Given instruction
Copy out each line of the data that holds the word "speed".

Supplied information
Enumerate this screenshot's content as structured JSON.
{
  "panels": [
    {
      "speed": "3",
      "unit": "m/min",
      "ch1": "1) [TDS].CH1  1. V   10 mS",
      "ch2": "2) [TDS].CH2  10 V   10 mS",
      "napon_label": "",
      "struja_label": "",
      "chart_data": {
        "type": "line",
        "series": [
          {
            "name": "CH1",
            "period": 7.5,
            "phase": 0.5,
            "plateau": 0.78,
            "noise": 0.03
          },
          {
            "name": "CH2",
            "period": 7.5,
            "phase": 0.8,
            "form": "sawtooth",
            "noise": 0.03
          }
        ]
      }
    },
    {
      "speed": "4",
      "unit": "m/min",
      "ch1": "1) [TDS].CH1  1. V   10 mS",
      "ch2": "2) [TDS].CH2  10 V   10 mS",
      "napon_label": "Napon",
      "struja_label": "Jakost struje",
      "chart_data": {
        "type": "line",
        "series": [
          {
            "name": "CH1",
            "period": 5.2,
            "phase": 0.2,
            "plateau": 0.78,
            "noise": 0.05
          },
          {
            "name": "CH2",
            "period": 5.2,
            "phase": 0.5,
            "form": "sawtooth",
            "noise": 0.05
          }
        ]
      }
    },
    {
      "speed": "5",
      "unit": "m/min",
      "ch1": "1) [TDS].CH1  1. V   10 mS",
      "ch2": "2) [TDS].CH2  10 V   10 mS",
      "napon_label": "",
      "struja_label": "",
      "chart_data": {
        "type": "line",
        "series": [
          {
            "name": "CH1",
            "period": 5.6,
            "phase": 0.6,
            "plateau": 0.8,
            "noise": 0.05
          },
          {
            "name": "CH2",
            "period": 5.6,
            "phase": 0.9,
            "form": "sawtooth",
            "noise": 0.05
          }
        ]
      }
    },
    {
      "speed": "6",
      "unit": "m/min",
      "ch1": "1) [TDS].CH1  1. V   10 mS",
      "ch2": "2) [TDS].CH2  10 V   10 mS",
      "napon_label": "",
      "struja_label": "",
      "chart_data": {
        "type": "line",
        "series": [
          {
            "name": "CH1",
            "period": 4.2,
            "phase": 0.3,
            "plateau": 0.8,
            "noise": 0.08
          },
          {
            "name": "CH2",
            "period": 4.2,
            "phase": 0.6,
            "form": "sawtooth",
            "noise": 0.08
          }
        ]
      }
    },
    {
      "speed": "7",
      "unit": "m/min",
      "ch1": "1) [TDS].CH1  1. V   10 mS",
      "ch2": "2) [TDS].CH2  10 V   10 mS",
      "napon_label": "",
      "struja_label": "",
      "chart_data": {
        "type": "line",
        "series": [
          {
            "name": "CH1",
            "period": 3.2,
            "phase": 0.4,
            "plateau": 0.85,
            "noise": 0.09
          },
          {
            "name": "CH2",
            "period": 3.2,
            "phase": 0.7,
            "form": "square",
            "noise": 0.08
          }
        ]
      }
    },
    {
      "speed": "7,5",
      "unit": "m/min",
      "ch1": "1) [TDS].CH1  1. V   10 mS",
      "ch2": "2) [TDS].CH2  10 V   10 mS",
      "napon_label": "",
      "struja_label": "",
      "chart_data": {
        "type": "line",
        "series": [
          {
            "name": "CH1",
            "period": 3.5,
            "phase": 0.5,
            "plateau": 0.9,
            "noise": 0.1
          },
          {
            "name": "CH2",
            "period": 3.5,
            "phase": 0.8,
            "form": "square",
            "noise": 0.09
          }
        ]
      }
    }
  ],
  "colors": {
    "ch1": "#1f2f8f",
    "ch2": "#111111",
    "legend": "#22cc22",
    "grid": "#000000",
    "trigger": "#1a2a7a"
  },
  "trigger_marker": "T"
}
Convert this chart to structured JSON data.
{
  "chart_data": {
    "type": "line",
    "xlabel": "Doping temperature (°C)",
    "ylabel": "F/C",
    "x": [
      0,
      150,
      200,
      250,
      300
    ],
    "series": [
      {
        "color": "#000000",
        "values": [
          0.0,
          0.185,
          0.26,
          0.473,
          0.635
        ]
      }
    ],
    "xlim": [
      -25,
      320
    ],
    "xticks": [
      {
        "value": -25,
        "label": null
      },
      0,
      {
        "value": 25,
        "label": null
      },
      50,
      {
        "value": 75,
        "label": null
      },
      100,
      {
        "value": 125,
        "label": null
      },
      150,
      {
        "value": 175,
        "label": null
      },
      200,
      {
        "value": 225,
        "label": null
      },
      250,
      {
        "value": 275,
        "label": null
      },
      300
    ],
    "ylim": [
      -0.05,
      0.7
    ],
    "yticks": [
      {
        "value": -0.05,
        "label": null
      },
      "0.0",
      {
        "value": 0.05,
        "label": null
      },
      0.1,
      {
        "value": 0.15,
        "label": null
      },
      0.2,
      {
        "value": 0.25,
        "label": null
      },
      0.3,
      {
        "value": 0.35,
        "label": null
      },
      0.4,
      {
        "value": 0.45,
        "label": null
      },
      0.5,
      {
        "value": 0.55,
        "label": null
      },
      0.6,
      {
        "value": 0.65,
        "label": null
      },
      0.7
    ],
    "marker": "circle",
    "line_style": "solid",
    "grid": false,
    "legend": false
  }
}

Output of the exercise
      "speed": "3",
      "speed": "4",
      "speed": "5",
      "speed": "6",
      "speed": "7",
      "speed": "7,5",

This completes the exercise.